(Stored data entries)
- - -
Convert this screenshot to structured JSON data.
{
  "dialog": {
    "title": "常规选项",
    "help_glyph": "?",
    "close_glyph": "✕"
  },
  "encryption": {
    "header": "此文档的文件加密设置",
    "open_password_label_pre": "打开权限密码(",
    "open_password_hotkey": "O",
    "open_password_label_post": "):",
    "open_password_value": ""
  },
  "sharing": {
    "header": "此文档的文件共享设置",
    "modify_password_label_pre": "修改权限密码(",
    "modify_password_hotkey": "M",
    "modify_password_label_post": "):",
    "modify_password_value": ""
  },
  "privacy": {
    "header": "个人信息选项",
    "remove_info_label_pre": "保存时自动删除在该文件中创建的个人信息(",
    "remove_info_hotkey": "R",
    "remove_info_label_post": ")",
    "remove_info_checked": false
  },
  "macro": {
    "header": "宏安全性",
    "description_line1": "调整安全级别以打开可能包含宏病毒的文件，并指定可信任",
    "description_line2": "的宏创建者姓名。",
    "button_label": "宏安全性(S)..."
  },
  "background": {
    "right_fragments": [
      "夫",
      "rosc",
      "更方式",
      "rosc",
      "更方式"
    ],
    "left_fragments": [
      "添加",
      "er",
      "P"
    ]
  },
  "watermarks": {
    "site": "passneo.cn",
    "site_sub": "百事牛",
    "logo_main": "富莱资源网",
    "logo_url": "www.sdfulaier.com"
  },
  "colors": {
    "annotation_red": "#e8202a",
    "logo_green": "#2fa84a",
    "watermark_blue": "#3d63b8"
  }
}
- - -
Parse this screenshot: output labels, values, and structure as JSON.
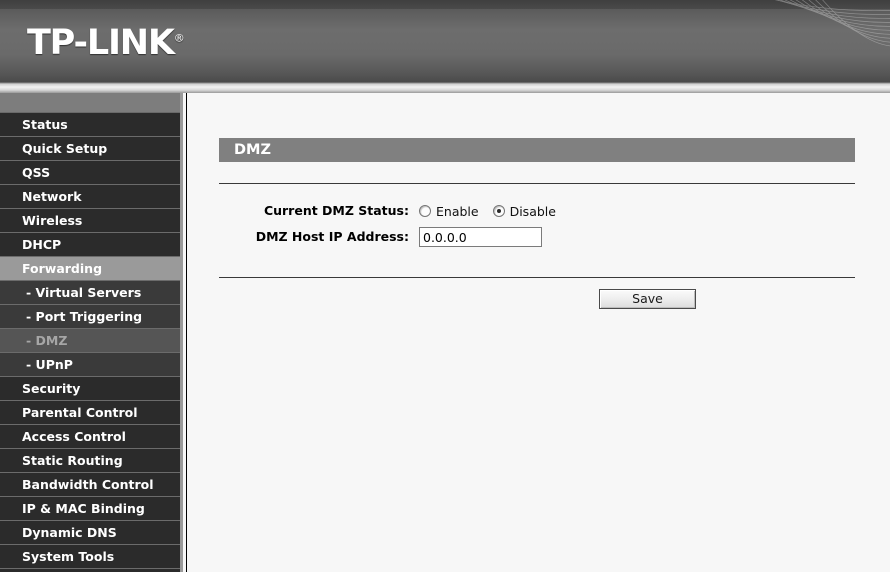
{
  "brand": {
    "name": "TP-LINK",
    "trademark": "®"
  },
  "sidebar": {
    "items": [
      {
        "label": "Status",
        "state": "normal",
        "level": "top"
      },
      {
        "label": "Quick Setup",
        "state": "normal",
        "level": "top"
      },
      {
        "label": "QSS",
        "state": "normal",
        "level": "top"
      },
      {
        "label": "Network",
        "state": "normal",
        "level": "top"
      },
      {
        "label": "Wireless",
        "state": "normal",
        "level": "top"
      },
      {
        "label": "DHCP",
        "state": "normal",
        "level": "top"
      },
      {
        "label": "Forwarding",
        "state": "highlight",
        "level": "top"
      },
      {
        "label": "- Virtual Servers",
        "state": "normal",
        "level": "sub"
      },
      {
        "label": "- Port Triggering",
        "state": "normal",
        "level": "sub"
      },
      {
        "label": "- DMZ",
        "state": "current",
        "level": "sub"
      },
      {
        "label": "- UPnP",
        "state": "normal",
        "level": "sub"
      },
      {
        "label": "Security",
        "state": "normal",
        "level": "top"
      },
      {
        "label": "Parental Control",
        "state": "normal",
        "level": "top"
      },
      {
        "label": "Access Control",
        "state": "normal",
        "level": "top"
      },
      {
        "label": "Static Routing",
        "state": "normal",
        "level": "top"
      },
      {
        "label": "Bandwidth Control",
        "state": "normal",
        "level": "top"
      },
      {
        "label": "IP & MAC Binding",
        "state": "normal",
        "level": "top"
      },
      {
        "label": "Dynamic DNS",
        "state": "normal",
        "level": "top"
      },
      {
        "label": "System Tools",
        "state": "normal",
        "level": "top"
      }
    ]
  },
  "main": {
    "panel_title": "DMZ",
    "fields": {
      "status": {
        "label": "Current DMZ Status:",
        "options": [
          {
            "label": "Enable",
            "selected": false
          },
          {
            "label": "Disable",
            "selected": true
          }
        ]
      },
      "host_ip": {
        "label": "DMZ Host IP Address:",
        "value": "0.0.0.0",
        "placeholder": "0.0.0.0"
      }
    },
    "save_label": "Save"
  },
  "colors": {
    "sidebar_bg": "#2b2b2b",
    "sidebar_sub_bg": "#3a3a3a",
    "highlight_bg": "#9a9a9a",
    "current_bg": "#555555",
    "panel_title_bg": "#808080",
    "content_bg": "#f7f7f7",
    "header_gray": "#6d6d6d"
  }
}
- - -
(What the task asks) How many lines in the listing contain "Control"? Answer with the number alone.

(Worked solution) 3